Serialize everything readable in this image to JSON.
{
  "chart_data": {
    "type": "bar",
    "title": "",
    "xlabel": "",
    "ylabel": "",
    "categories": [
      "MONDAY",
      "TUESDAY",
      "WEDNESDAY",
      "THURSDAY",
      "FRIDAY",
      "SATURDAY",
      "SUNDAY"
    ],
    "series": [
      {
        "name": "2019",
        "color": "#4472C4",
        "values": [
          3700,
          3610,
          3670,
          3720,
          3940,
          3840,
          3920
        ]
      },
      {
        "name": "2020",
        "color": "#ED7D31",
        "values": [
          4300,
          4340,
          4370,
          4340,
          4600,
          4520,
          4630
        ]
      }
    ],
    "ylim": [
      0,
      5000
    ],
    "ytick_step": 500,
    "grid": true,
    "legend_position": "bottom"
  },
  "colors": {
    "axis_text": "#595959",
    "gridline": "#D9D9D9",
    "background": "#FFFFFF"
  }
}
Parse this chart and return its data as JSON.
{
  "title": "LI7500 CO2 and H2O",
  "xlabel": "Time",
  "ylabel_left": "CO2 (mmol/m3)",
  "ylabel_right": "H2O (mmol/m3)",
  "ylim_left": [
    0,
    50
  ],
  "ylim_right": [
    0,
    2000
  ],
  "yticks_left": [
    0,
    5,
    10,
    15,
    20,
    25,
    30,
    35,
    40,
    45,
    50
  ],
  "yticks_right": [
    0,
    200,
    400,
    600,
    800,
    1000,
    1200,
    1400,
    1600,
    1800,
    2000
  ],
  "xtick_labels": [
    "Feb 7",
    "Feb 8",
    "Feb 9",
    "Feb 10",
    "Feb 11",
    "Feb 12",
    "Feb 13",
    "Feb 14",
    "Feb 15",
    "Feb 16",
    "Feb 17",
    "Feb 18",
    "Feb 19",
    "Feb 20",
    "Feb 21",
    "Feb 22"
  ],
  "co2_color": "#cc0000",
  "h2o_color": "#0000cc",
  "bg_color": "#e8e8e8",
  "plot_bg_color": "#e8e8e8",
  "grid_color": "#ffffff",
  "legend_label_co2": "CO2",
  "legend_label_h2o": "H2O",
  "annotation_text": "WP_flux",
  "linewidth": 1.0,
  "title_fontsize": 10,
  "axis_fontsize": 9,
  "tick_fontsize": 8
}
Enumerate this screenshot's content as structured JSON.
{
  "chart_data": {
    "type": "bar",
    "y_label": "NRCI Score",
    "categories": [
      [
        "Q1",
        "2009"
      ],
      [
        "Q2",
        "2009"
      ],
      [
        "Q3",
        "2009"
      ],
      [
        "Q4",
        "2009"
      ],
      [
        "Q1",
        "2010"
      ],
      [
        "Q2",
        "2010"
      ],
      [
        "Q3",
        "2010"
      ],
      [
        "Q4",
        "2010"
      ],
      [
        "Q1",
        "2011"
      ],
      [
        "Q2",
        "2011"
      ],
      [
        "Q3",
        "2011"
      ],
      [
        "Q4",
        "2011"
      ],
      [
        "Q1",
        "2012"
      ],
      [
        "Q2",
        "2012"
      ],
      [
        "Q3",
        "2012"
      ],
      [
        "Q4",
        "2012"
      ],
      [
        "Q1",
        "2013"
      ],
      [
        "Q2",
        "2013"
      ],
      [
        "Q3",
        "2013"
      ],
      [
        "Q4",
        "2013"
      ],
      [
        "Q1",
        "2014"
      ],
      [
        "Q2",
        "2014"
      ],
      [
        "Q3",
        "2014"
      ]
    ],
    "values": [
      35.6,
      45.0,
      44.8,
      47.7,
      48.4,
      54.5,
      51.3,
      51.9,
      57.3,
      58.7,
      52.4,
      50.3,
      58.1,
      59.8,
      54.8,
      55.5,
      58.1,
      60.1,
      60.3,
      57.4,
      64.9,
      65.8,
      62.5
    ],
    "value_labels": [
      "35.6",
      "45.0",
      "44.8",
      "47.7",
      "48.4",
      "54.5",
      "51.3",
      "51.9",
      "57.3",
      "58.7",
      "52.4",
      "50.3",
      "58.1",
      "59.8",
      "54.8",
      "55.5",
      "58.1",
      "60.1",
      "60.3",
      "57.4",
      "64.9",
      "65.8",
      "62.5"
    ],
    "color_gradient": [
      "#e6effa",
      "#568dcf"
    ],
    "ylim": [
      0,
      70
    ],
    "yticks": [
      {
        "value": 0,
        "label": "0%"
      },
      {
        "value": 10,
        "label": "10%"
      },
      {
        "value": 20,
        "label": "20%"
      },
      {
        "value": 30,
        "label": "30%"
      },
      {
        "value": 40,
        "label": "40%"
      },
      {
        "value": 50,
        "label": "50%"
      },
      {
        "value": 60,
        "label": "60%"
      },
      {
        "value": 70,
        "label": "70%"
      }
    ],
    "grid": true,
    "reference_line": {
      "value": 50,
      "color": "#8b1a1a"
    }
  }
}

....................

- **Exercise**
Retype the entries one by one, exactly.

- **The output**
Serialize everything readable in this image to JSON.
{
  "chart_data": {
    "type": "bar",
    "title": "",
    "xlabel": "",
    "ylabel": "",
    "categories": [
      "MONDAY",
      "TUESDAY",
      "WEDNESDAY",
      "THURSDAY",
      "FRIDAY",
      "SATURDAY",
      "SUNDAY"
    ],
    "series": [
      {
        "name": "2019",
        "color": "#4472C4",
        "values": [
          3700,
          3610,
          3670,
          3720,
          3940,
          3840,
          3920
        ]
      },
      {
        "name": "2020",
        "color": "#ED7D31",
        "values": [
          4300,
          4340,
          4370,
          4340,
          4600,
          4520,
          4630
        ]
      }
    ],
    "ylim": [
      0,
      5000
    ],
    "ytick_step": 500,
    "grid": true,
    "legend_position": "bottom"
  },
  "colors": {
    "axis_text": "#595959",
    "gridline": "#D9D9D9",
    "background": "#FFFFFF"
  }
}
Parse this chart and return its data as JSON.
{
  "title": "LI7500 CO2 and H2O",
  "xlabel": "Time",
  "ylabel_left": "CO2 (mmol/m3)",
  "ylabel_right": "H2O (mmol/m3)",
  "ylim_left": [
    0,
    50
  ],
  "ylim_right": [
    0,
    2000
  ],
  "yticks_left": [
    0,
    5,
    10,
    15,
    20,
    25,
    30,
    35,
    40,
    45,
    50
  ],
  "yticks_right": [
    0,
    200,
    400,
    600,
    800,
    1000,
    1200,
    1400,
    1600,
    1800,
    2000
  ],
  "xtick_labels": [
    "Feb 7",
    "Feb 8",
    "Feb 9",
    "Feb 10",
    "Feb 11",
    "Feb 12",
    "Feb 13",
    "Feb 14",
    "Feb 15",
    "Feb 16",
    "Feb 17",
    "Feb 18",
    "Feb 19",
    "Feb 20",
    "Feb 21",
    "Feb 22"
  ],
  "co2_color": "#cc0000",
  "h2o_color": "#0000cc",
  "bg_color": "#e8e8e8",
  "plot_bg_color": "#e8e8e8",
  "grid_color": "#ffffff",
  "legend_label_co2": "CO2",
  "legend_label_h2o": "H2O",
  "annotation_text": "WP_flux",
  "linewidth": 1.0,
  "title_fontsize": 10,
  "axis_fontsize": 9,
  "tick_fontsize": 8
}
Enumerate this screenshot's content as structured JSON.
{
  "chart_data": {
    "type": "bar",
    "y_label": "NRCI Score",
    "categories": [
      [
        "Q1",
        "2009"
      ],
      [
        "Q2",
        "2009"
      ],
      [
        "Q3",
        "2009"
      ],
      [
        "Q4",
        "2009"
      ],
      [
        "Q1",
        "2010"
      ],
      [
        "Q2",
        "2010"
      ],
      [
        "Q3",
        "2010"
      ],
      [
        "Q4",
        "2010"
      ],
      [
        "Q1",
        "2011"
      ],
      [
        "Q2",
        "2011"
      ],
      [
        "Q3",
        "2011"
      ],
      [
        "Q4",
        "2011"
      ],
      [
        "Q1",
        "2012"
      ],
      [
        "Q2",
        "2012"
      ],
      [
        "Q3",
        "2012"
      ],
      [
        "Q4",
        "2012"
      ],
      [
        "Q1",
        "2013"
      ],
      [
        "Q2",
        "2013"
      ],
      [
        "Q3",
        "2013"
      ],
      [
        "Q4",
        "2013"
      ],
      [
        "Q1",
        "2014"
      ],
      [
        "Q2",
        "2014"
      ],
      [
        "Q3",
        "2014"
      ]
    ],
    "values": [
      35.6,
      45.0,
      44.8,
      47.7,
      48.4,
      54.5,
      51.3,
      51.9,
      57.3,
      58.7,
      52.4,
      50.3,
      58.1,
      59.8,
      54.8,
      55.5,
      58.1,
      60.1,
      60.3,
      57.4,
      64.9,
      65.8,
      62.5
    ],
    "value_labels": [
      "35.6",
      "45.0",
      "44.8",
      "47.7",
      "48.4",
      "54.5",
      "51.3",
      "51.9",
      "57.3",
      "58.7",
      "52.4",
      "50.3",
      "58.1",
      "59.8",
      "54.8",
      "55.5",
      "58.1",
      "60.1",
      "60.3",
      "57.4",
      "64.9",
      "65.8",
      "62.5"
    ],
    "color_gradient": [
      "#e6effa",
      "#568dcf"
    ],
    "ylim": [
      0,
      70
    ],
    "yticks": [
      {
        "value": 0,
        "label": "0%"
      },
      {
        "value": 10,
        "label": "10%"
      },
      {
        "value": 20,
        "label": "20%"
      },
      {
        "value": 30,
        "label": "30%"
      },
      {
        "value": 40,
        "label": "40%"
      },
      {
        "value": 50,
        "label": "50%"
      },
      {
        "value": 60,
        "label": "60%"
      },
      {
        "value": 70,
        "label": "70%"
      }
    ],
    "grid": true,
    "reference_line": {
      "value": 50,
      "color": "#8b1a1a"
    }
  }
}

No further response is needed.